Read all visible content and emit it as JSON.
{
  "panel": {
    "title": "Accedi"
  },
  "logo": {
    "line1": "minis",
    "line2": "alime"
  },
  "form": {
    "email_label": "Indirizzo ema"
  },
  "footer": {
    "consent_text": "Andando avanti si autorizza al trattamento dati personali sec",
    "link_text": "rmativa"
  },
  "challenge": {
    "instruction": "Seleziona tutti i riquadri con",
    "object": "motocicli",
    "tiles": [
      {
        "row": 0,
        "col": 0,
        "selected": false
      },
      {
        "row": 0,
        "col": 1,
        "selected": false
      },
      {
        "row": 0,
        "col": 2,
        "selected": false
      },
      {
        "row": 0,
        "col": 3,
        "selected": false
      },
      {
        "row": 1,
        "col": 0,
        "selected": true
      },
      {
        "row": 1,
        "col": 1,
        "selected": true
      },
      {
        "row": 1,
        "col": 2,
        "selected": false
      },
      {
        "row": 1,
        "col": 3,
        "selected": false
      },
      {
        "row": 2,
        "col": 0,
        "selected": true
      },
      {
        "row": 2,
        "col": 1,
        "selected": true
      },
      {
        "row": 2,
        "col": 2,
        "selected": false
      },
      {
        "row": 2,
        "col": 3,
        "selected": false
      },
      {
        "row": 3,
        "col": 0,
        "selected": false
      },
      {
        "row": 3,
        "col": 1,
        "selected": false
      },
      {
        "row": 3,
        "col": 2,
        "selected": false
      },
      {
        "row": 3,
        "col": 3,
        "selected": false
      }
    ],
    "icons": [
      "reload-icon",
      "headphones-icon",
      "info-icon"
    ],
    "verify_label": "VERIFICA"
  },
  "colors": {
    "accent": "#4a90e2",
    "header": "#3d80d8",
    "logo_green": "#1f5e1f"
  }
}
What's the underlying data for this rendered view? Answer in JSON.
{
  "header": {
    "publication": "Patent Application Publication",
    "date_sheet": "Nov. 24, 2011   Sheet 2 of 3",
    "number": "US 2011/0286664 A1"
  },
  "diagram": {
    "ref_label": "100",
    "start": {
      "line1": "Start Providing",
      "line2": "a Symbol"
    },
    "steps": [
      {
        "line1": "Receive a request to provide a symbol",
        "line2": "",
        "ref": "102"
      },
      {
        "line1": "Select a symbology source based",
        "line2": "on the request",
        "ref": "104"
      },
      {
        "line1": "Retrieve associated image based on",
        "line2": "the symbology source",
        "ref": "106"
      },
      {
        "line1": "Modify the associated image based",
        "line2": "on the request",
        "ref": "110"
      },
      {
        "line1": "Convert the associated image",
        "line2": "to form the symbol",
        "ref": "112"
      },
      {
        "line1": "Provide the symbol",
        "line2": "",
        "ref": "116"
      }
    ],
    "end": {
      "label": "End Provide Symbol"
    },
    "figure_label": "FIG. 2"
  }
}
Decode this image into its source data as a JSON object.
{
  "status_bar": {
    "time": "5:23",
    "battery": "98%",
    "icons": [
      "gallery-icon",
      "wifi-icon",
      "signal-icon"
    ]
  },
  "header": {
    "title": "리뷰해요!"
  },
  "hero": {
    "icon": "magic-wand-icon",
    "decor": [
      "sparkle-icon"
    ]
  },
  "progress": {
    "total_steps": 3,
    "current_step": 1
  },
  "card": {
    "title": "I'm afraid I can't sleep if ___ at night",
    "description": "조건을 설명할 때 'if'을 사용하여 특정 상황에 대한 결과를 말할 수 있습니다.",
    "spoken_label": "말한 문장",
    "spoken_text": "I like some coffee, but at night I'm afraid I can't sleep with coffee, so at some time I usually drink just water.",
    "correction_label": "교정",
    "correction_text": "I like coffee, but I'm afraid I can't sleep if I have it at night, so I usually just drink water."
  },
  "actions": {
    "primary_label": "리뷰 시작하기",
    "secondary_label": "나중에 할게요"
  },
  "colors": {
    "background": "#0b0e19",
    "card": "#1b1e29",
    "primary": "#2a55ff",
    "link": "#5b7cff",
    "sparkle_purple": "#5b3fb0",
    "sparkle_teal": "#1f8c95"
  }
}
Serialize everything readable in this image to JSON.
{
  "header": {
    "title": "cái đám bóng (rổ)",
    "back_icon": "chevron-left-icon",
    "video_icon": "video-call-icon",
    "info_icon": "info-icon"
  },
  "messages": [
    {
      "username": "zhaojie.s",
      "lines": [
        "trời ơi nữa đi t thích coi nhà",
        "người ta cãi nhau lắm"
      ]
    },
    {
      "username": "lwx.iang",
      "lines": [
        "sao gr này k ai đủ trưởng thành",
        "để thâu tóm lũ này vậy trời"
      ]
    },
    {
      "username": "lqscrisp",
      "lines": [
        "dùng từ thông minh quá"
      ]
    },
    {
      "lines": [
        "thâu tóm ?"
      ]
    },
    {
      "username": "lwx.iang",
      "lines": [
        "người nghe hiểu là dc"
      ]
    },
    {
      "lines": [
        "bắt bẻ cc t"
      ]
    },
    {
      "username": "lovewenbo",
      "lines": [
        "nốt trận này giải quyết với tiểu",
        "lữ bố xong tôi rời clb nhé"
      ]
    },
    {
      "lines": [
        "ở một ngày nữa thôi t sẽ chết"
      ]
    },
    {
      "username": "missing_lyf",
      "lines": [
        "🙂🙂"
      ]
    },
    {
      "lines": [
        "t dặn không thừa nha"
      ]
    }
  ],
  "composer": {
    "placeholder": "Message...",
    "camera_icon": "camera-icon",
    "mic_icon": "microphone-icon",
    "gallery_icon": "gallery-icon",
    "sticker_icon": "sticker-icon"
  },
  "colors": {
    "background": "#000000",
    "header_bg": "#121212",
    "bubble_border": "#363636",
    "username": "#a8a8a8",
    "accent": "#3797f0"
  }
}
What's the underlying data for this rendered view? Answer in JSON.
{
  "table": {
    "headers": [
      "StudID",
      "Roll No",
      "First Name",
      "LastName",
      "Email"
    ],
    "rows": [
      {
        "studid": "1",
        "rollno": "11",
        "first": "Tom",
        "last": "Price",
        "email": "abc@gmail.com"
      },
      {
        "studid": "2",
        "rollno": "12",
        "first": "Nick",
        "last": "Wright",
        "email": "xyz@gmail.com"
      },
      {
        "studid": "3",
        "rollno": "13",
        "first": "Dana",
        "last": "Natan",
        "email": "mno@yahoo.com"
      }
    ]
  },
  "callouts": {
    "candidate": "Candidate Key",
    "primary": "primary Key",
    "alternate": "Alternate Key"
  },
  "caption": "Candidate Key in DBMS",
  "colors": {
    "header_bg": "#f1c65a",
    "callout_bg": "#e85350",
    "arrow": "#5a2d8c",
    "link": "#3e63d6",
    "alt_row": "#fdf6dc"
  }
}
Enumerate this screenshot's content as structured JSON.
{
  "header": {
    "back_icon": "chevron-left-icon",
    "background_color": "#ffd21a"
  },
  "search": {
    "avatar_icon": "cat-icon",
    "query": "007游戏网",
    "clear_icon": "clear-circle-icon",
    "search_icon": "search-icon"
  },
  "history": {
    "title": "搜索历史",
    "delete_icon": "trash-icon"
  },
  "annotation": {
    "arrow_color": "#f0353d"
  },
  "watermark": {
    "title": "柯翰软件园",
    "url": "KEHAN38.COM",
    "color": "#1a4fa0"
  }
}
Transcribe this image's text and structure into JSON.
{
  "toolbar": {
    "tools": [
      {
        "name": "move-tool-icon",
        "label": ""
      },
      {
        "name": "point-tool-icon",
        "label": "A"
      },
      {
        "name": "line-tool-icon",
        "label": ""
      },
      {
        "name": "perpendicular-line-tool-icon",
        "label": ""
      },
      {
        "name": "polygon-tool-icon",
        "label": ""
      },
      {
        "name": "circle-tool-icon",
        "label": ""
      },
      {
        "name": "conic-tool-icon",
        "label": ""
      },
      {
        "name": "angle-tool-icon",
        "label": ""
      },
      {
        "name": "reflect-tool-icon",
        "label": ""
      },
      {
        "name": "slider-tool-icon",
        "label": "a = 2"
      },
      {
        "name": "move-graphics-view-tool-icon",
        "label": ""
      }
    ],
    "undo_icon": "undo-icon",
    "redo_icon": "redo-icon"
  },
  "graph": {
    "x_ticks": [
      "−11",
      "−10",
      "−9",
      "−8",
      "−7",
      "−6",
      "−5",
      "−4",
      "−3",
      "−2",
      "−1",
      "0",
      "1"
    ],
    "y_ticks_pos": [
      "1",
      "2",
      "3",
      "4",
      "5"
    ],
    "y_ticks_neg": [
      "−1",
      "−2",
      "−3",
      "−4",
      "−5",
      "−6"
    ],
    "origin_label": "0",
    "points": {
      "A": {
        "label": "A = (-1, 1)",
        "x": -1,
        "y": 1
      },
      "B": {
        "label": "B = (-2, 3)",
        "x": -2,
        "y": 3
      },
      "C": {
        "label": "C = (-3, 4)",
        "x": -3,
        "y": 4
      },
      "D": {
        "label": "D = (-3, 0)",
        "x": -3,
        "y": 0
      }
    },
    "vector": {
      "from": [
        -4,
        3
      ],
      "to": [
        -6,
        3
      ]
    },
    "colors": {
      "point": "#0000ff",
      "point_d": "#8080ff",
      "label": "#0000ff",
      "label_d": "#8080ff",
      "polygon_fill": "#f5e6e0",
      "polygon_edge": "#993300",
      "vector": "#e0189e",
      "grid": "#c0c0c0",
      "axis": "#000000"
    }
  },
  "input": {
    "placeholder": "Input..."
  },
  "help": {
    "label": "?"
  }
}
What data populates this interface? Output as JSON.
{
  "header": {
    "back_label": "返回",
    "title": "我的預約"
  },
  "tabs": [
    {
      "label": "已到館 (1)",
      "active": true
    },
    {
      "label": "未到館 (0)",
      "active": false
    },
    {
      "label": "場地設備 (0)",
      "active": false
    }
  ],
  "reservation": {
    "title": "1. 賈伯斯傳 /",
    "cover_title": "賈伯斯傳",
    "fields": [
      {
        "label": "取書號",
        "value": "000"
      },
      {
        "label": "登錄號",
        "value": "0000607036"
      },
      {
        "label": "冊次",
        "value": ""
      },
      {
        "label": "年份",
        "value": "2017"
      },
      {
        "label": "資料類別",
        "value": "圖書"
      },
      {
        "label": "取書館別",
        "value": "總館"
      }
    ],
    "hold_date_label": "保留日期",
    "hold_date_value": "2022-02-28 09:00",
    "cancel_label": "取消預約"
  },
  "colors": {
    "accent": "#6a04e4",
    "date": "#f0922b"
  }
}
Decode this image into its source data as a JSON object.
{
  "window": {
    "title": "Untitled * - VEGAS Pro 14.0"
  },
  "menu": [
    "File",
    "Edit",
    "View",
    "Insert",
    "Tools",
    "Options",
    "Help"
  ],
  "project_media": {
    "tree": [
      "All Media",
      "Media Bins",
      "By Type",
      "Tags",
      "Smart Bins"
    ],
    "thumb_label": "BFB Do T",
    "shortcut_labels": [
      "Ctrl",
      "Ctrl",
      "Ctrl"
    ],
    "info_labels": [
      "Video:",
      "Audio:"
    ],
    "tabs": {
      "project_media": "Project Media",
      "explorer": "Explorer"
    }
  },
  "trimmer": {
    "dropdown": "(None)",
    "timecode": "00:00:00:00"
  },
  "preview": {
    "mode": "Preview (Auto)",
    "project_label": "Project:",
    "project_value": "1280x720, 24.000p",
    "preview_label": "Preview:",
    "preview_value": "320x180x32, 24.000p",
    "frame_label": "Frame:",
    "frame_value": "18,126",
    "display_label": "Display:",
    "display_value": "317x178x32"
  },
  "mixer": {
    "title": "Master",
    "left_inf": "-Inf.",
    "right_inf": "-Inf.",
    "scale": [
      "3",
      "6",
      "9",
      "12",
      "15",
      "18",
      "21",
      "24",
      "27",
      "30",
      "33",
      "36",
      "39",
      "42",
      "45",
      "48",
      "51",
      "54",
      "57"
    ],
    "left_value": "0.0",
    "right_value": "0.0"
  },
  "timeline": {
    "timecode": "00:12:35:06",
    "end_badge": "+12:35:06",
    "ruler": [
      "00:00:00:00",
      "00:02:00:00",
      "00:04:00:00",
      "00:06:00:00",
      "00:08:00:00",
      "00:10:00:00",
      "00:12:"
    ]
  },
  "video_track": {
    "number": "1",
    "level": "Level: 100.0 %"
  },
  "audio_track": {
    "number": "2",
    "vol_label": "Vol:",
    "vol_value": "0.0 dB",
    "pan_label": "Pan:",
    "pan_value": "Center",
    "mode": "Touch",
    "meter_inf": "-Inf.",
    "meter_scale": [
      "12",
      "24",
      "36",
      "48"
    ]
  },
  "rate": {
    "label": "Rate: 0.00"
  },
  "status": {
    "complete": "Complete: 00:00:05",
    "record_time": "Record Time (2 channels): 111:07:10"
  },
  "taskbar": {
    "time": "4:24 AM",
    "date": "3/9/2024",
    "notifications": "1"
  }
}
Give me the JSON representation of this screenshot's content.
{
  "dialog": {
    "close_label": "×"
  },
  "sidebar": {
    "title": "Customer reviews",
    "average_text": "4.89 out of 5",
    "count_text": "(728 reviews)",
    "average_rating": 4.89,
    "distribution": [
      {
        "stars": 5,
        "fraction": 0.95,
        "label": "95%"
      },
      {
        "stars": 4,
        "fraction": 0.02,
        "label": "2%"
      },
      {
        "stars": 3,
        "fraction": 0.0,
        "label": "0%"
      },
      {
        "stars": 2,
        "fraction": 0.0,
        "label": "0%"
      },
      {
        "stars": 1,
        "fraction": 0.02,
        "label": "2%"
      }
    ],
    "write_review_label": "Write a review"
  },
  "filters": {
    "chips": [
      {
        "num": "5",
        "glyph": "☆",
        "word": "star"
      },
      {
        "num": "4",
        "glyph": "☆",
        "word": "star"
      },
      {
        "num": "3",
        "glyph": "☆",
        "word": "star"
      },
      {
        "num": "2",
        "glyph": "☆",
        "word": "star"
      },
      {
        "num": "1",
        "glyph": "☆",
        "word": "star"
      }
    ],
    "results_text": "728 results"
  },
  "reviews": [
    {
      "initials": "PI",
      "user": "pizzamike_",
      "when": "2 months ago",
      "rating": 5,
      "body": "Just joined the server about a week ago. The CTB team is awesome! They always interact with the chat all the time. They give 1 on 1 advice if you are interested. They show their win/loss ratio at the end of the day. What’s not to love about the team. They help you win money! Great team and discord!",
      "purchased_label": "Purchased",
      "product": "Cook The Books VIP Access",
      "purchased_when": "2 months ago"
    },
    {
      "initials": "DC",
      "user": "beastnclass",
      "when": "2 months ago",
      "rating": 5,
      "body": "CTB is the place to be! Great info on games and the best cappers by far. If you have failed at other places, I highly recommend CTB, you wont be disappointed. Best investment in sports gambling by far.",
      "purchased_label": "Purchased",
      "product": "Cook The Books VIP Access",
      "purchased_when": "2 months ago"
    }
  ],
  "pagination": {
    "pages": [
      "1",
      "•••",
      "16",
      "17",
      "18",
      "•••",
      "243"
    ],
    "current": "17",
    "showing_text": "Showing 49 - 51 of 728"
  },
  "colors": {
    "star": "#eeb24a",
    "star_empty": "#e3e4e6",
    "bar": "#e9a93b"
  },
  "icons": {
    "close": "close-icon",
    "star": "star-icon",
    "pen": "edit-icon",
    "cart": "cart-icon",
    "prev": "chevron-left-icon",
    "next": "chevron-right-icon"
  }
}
────
[Problem statement] Find each line holding "like". Copy it out.

[The reply]
    "spoken_text": "I like some coffee, but at night I'm afraid I can't sleep with coffee, so at some time I usually drink just water.",
    "correction_text": "I like coffee, but I'm afraid I can't sleep if I have it at night, so I usually just drink water."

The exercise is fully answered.